● **Stored data entries**
::::

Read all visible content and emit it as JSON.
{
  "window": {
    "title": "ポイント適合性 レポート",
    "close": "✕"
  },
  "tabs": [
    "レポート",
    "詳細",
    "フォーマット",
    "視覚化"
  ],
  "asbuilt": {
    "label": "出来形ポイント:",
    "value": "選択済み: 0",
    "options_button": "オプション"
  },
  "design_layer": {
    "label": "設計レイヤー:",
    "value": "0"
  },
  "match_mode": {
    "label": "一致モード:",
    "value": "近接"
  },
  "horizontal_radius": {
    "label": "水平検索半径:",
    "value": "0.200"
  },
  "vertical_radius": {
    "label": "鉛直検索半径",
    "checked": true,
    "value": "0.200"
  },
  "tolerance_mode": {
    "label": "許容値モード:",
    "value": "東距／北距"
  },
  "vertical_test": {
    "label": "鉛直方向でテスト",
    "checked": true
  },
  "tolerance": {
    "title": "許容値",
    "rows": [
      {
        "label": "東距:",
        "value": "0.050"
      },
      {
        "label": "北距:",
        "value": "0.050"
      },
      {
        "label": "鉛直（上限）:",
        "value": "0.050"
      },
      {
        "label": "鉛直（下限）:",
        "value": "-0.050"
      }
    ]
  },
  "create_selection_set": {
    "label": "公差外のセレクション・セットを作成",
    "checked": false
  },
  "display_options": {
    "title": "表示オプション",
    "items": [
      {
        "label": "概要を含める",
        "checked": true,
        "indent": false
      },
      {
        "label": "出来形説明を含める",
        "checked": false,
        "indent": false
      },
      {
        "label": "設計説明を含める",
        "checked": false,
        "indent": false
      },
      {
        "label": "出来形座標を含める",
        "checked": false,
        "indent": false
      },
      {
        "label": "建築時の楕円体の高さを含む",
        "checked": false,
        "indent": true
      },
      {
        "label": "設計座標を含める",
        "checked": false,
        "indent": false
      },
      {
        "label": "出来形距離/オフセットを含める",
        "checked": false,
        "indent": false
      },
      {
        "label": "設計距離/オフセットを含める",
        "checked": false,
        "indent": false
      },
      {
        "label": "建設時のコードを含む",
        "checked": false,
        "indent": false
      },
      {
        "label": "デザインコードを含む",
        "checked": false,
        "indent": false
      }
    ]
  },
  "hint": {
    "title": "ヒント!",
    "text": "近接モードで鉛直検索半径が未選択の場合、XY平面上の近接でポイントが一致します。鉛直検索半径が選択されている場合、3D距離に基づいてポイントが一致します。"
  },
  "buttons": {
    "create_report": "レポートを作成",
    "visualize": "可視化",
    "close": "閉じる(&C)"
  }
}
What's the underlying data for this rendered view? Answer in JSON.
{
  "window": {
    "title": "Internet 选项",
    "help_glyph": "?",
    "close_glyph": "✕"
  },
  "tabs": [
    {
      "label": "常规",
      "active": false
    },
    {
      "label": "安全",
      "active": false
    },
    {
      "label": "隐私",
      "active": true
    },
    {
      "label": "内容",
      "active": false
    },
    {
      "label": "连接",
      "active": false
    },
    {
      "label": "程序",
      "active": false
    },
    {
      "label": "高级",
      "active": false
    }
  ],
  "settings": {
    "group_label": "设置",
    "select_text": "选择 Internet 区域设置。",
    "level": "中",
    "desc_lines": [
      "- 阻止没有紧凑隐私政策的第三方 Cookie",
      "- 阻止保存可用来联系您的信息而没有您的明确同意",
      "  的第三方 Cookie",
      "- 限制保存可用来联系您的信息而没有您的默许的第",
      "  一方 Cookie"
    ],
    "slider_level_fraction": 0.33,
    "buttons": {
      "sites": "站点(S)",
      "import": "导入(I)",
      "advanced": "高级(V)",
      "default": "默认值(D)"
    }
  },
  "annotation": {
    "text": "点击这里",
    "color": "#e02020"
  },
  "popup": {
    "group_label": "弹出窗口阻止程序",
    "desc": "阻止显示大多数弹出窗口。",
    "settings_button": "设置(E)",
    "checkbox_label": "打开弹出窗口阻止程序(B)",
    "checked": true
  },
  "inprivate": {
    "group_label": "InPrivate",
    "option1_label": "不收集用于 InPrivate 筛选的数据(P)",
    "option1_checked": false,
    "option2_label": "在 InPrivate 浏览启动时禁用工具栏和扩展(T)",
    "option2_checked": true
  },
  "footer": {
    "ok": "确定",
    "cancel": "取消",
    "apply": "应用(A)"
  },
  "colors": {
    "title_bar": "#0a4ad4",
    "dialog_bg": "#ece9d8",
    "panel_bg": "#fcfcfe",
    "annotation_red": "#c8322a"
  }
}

::::

● **Exercise description**
All of the entries must be quoted exactly; please include each one.

● **Written solution**
Read all visible content and emit it as JSON.
{
  "window": {
    "title": "ポイント適合性 レポート",
    "close": "✕"
  },
  "tabs": [
    "レポート",
    "詳細",
    "フォーマット",
    "視覚化"
  ],
  "asbuilt": {
    "label": "出来形ポイント:",
    "value": "選択済み: 0",
    "options_button": "オプション"
  },
  "design_layer": {
    "label": "設計レイヤー:",
    "value": "0"
  },
  "match_mode": {
    "label": "一致モード:",
    "value": "近接"
  },
  "horizontal_radius": {
    "label": "水平検索半径:",
    "value": "0.200"
  },
  "vertical_radius": {
    "label": "鉛直検索半径",
    "checked": true,
    "value": "0.200"
  },
  "tolerance_mode": {
    "label": "許容値モード:",
    "value": "東距／北距"
  },
  "vertical_test": {
    "label": "鉛直方向でテスト",
    "checked": true
  },
  "tolerance": {
    "title": "許容値",
    "rows": [
      {
        "label": "東距:",
        "value": "0.050"
      },
      {
        "label": "北距:",
        "value": "0.050"
      },
      {
        "label": "鉛直（上限）:",
        "value": "0.050"
      },
      {
        "label": "鉛直（下限）:",
        "value": "-0.050"
      }
    ]
  },
  "create_selection_set": {
    "label": "公差外のセレクション・セットを作成",
    "checked": false
  },
  "display_options": {
    "title": "表示オプション",
    "items": [
      {
        "label": "概要を含める",
        "checked": true,
        "indent": false
      },
      {
        "label": "出来形説明を含める",
        "checked": false,
        "indent": false
      },
      {
        "label": "設計説明を含める",
        "checked": false,
        "indent": false
      },
      {
        "label": "出来形座標を含める",
        "checked": false,
        "indent": false
      },
      {
        "label": "建築時の楕円体の高さを含む",
        "checked": false,
        "indent": true
      },
      {
        "label": "設計座標を含める",
        "checked": false,
        "indent": false
      },
      {
        "label": "出来形距離/オフセットを含める",
        "checked": false,
        "indent": false
      },
      {
        "label": "設計距離/オフセットを含める",
        "checked": false,
        "indent": false
      },
      {
        "label": "建設時のコードを含む",
        "checked": false,
        "indent": false
      },
      {
        "label": "デザインコードを含む",
        "checked": false,
        "indent": false
      }
    ]
  },
  "hint": {
    "title": "ヒント!",
    "text": "近接モードで鉛直検索半径が未選択の場合、XY平面上の近接でポイントが一致します。鉛直検索半径が選択されている場合、3D距離に基づいてポイントが一致します。"
  },
  "buttons": {
    "create_report": "レポートを作成",
    "visualize": "可視化",
    "close": "閉じる(&C)"
  }
}
What's the underlying data for this rendered view? Answer in JSON.
{
  "window": {
    "title": "Internet 选项",
    "help_glyph": "?",
    "close_glyph": "✕"
  },
  "tabs": [
    {
      "label": "常规",
      "active": false
    },
    {
      "label": "安全",
      "active": false
    },
    {
      "label": "隐私",
      "active": true
    },
    {
      "label": "内容",
      "active": false
    },
    {
      "label": "连接",
      "active": false
    },
    {
      "label": "程序",
      "active": false
    },
    {
      "label": "高级",
      "active": false
    }
  ],
  "settings": {
    "group_label": "设置",
    "select_text": "选择 Internet 区域设置。",
    "level": "中",
    "desc_lines": [
      "- 阻止没有紧凑隐私政策的第三方 Cookie",
      "- 阻止保存可用来联系您的信息而没有您的明确同意",
      "  的第三方 Cookie",
      "- 限制保存可用来联系您的信息而没有您的默许的第",
      "  一方 Cookie"
    ],
    "slider_level_fraction": 0.33,
    "buttons": {
      "sites": "站点(S)",
      "import": "导入(I)",
      "advanced": "高级(V)",
      "default": "默认值(D)"
    }
  },
  "annotation": {
    "text": "点击这里",
    "color": "#e02020"
  },
  "popup": {
    "group_label": "弹出窗口阻止程序",
    "desc": "阻止显示大多数弹出窗口。",
    "settings_button": "设置(E)",
    "checkbox_label": "打开弹出窗口阻止程序(B)",
    "checked": true
  },
  "inprivate": {
    "group_label": "InPrivate",
    "option1_label": "不收集用于 InPrivate 筛选的数据(P)",
    "option1_checked": false,
    "option2_label": "在 InPrivate 浏览启动时禁用工具栏和扩展(T)",
    "option2_checked": true
  },
  "footer": {
    "ok": "确定",
    "cancel": "取消",
    "apply": "应用(A)"
  },
  "colors": {
    "title_bar": "#0a4ad4",
    "dialog_bg": "#ece9d8",
    "panel_bg": "#fcfcfe",
    "annotation_red": "#c8322a"
  }
}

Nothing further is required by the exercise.